[Direction] Across the entries below, how many lines contain the string "friends"? Give only the count.

[Data listing]
====

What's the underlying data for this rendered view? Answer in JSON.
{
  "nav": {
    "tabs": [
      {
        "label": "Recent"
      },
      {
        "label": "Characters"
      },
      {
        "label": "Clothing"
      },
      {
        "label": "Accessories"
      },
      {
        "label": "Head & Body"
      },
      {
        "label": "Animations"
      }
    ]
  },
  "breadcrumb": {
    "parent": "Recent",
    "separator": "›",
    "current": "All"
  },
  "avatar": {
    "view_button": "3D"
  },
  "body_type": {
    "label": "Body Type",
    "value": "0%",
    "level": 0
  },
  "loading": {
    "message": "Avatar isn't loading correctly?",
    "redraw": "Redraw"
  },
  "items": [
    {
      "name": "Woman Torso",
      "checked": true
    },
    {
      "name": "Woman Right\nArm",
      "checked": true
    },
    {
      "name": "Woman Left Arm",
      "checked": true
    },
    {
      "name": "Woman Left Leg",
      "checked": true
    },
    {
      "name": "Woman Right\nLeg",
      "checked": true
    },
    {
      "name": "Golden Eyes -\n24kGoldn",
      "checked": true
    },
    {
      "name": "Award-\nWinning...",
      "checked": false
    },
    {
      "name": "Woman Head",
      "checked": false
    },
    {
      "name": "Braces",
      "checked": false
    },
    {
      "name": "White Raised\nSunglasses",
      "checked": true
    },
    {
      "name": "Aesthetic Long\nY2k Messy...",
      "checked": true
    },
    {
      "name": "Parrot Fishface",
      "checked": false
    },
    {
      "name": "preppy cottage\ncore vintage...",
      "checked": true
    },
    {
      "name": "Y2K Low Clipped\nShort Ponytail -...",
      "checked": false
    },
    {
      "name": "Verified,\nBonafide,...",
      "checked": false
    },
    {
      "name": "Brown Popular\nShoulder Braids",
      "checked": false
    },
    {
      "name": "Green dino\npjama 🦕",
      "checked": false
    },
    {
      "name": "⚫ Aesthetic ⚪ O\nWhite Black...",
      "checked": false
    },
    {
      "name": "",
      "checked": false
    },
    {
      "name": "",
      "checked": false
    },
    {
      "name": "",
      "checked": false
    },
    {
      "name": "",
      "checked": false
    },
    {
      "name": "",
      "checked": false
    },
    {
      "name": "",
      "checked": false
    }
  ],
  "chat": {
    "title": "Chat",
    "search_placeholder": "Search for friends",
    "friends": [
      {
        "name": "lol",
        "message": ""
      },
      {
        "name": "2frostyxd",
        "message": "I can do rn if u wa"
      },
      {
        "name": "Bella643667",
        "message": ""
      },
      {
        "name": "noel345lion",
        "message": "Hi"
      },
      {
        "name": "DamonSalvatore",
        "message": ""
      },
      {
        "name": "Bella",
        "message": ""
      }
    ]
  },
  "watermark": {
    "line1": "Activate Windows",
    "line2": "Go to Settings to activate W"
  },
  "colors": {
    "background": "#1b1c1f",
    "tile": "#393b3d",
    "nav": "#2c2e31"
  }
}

====

[Solution to the exercise] 2